▶ _WHAT TO PRODUCE_: Can the data below be set down again exactly, line for line?

▶ _RECORDED INFORMATION_:

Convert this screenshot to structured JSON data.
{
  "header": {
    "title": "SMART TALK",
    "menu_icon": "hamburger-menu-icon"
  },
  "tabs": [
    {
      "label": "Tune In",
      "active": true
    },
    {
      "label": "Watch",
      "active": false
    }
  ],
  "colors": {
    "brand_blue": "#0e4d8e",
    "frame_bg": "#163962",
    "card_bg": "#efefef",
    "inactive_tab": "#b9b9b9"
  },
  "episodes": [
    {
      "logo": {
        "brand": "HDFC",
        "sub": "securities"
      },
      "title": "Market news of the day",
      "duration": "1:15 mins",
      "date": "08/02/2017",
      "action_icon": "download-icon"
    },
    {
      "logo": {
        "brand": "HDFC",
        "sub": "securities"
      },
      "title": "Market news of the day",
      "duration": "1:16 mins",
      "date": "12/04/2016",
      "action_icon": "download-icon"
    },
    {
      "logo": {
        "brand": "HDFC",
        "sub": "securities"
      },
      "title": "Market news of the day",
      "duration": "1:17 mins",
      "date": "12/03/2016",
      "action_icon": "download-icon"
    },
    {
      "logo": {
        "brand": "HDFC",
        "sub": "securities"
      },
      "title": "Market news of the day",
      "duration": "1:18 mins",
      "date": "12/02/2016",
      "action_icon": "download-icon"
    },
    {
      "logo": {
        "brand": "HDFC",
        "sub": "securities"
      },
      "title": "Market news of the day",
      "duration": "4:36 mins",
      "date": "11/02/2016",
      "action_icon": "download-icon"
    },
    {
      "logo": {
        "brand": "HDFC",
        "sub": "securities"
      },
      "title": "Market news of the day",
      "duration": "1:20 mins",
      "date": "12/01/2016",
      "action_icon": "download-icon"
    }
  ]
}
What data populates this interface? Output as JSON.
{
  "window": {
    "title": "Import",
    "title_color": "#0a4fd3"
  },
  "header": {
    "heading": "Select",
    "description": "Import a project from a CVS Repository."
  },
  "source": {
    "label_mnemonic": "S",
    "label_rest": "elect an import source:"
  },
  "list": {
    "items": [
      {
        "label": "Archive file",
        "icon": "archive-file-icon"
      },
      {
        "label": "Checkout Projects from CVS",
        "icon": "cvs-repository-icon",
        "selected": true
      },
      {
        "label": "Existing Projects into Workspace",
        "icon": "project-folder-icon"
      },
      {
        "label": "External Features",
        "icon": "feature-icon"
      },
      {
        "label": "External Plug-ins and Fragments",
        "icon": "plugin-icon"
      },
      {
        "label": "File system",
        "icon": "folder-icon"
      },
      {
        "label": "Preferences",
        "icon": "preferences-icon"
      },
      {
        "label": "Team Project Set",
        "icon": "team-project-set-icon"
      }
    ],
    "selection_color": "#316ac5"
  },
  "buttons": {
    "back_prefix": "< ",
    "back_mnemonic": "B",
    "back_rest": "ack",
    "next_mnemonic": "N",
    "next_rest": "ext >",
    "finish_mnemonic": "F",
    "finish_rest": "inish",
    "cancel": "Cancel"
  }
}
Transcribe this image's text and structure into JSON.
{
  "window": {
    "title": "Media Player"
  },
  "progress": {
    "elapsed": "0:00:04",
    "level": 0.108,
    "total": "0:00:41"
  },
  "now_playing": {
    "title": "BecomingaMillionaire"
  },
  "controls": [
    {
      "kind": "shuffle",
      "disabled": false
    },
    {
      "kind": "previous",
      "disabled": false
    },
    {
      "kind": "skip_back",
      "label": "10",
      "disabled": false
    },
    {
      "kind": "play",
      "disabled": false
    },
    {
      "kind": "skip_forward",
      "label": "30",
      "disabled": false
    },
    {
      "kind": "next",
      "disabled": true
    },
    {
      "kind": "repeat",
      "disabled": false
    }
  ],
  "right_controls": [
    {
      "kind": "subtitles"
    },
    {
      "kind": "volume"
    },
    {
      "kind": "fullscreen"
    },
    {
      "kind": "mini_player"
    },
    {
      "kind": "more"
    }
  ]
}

▶ _THE REPLY_:
Convert this screenshot to structured JSON data.
{
  "header": {
    "title": "SMART TALK",
    "menu_icon": "hamburger-menu-icon"
  },
  "tabs": [
    {
      "label": "Tune In",
      "active": true
    },
    {
      "label": "Watch",
      "active": false
    }
  ],
  "colors": {
    "brand_blue": "#0e4d8e",
    "frame_bg": "#163962",
    "card_bg": "#efefef",
    "inactive_tab": "#b9b9b9"
  },
  "episodes": [
    {
      "logo": {
        "brand": "HDFC",
        "sub": "securities"
      },
      "title": "Market news of the day",
      "duration": "1:15 mins",
      "date": "08/02/2017",
      "action_icon": "download-icon"
    },
    {
      "logo": {
        "brand": "HDFC",
        "sub": "securities"
      },
      "title": "Market news of the day",
      "duration": "1:16 mins",
      "date": "12/04/2016",
      "action_icon": "download-icon"
    },
    {
      "logo": {
        "brand": "HDFC",
        "sub": "securities"
      },
      "title": "Market news of the day",
      "duration": "1:17 mins",
      "date": "12/03/2016",
      "action_icon": "download-icon"
    },
    {
      "logo": {
        "brand": "HDFC",
        "sub": "securities"
      },
      "title": "Market news of the day",
      "duration": "1:18 mins",
      "date": "12/02/2016",
      "action_icon": "download-icon"
    },
    {
      "logo": {
        "brand": "HDFC",
        "sub": "securities"
      },
      "title": "Market news of the day",
      "duration": "4:36 mins",
      "date": "11/02/2016",
      "action_icon": "download-icon"
    },
    {
      "logo": {
        "brand": "HDFC",
        "sub": "securities"
      },
      "title": "Market news of the day",
      "duration": "1:20 mins",
      "date": "12/01/2016",
      "action_icon": "download-icon"
    }
  ]
}
What data populates this interface? Output as JSON.
{
  "window": {
    "title": "Import",
    "title_color": "#0a4fd3"
  },
  "header": {
    "heading": "Select",
    "description": "Import a project from a CVS Repository."
  },
  "source": {
    "label_mnemonic": "S",
    "label_rest": "elect an import source:"
  },
  "list": {
    "items": [
      {
        "label": "Archive file",
        "icon": "archive-file-icon"
      },
      {
        "label": "Checkout Projects from CVS",
        "icon": "cvs-repository-icon",
        "selected": true
      },
      {
        "label": "Existing Projects into Workspace",
        "icon": "project-folder-icon"
      },
      {
        "label": "External Features",
        "icon": "feature-icon"
      },
      {
        "label": "External Plug-ins and Fragments",
        "icon": "plugin-icon"
      },
      {
        "label": "File system",
        "icon": "folder-icon"
      },
      {
        "label": "Preferences",
        "icon": "preferences-icon"
      },
      {
        "label": "Team Project Set",
        "icon": "team-project-set-icon"
      }
    ],
    "selection_color": "#316ac5"
  },
  "buttons": {
    "back_prefix": "< ",
    "back_mnemonic": "B",
    "back_rest": "ack",
    "next_mnemonic": "N",
    "next_rest": "ext >",
    "finish_mnemonic": "F",
    "finish_rest": "inish",
    "cancel": "Cancel"
  }
}
Transcribe this image's text and structure into JSON.
{
  "window": {
    "title": "Media Player"
  },
  "progress": {
    "elapsed": "0:00:04",
    "level": 0.108,
    "total": "0:00:41"
  },
  "now_playing": {
    "title": "BecomingaMillionaire"
  },
  "controls": [
    {
      "kind": "shuffle",
      "disabled": false
    },
    {
      "kind": "previous",
      "disabled": false
    },
    {
      "kind": "skip_back",
      "label": "10",
      "disabled": false
    },
    {
      "kind": "play",
      "disabled": false
    },
    {
      "kind": "skip_forward",
      "label": "30",
      "disabled": false
    },
    {
      "kind": "next",
      "disabled": true
    },
    {
      "kind": "repeat",
      "disabled": false
    }
  ],
  "right_controls": [
    {
      "kind": "subtitles"
    },
    {
      "kind": "volume"
    },
    {
      "kind": "fullscreen"
    },
    {
      "kind": "mini_player"
    },
    {
      "kind": "more"
    }
  ]
}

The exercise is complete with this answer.